Data supplied ::

## Start

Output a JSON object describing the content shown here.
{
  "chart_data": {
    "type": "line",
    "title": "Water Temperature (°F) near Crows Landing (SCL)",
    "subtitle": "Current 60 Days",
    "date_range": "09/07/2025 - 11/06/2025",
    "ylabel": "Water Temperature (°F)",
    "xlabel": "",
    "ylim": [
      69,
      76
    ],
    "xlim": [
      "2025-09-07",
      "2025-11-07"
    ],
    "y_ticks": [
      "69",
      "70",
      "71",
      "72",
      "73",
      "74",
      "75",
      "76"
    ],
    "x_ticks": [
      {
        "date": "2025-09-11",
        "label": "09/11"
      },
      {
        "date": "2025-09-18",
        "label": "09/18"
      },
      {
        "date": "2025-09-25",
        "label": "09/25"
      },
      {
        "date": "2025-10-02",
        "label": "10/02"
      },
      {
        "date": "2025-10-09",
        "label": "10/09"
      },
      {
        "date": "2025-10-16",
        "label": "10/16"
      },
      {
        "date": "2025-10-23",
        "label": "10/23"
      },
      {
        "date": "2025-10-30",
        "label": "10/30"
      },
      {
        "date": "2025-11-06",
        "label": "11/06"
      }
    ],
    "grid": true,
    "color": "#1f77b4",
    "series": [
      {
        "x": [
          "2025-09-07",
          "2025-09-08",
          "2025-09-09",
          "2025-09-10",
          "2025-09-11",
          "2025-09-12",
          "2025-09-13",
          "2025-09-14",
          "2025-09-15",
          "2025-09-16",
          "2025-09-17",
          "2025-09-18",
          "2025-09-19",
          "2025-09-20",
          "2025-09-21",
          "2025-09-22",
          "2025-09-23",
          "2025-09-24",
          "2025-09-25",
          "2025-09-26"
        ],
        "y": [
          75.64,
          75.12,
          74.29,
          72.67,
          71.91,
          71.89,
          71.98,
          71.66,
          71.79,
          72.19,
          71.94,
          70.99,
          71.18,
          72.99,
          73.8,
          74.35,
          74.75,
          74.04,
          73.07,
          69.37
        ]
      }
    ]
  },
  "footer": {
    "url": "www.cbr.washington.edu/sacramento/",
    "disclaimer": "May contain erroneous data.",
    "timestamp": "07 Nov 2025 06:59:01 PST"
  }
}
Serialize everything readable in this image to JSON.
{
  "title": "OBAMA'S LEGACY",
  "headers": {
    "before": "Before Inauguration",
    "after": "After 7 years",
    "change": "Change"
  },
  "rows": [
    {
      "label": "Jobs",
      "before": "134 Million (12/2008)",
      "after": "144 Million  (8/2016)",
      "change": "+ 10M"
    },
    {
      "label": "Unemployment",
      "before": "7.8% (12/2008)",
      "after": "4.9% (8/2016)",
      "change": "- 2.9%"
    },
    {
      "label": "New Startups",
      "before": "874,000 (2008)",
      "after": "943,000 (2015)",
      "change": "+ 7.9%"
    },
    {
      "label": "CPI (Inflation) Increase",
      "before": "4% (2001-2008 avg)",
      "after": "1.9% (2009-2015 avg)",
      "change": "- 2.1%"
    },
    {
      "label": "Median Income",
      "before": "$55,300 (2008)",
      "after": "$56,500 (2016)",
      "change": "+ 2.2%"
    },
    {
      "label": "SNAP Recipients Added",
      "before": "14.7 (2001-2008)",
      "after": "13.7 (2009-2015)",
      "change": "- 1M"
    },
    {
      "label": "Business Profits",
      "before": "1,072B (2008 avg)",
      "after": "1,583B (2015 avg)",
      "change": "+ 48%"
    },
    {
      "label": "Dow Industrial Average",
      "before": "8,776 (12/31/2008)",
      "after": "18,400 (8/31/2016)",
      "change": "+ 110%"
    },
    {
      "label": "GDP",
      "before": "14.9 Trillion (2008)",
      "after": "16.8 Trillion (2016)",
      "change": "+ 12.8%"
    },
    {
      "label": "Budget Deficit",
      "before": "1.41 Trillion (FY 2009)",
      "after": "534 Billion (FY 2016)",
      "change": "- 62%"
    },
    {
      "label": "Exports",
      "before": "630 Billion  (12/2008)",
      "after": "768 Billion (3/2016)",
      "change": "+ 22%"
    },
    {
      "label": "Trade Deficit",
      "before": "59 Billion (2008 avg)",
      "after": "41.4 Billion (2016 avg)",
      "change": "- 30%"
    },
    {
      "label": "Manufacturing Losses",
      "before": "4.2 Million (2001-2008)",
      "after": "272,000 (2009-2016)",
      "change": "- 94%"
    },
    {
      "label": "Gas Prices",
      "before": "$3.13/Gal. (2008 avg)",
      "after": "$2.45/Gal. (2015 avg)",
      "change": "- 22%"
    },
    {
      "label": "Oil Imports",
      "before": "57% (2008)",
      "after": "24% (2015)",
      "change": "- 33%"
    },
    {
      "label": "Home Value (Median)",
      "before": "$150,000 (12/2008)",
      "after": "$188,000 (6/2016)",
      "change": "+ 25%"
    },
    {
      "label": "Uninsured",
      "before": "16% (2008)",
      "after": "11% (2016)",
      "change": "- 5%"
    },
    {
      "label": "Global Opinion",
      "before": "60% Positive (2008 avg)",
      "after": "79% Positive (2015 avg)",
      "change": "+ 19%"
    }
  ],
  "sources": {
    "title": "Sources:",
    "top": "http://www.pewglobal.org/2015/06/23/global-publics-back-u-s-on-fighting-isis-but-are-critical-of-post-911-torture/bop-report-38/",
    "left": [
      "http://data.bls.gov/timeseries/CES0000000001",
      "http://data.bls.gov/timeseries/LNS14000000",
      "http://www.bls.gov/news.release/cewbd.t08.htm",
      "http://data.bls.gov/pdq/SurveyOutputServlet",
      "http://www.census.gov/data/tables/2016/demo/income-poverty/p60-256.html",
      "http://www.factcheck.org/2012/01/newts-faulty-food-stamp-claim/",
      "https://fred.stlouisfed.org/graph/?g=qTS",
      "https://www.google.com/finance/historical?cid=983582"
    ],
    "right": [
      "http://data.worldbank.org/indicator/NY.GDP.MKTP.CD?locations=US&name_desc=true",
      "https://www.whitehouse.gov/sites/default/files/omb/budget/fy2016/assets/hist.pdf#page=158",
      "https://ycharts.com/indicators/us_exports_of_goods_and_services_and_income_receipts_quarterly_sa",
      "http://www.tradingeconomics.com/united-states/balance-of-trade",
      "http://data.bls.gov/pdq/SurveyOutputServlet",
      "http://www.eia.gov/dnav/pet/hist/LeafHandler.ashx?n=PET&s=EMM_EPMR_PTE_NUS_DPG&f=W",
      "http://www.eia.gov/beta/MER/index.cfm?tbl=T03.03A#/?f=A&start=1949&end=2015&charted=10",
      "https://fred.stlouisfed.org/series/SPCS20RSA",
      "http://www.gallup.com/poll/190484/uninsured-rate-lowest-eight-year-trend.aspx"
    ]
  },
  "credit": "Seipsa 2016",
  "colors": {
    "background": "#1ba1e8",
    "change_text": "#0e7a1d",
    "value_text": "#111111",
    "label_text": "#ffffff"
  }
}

## End

Exercise brief :: In the records above, how many lines hold the string "Billion"? Reply with only the number.

Complete output :: 5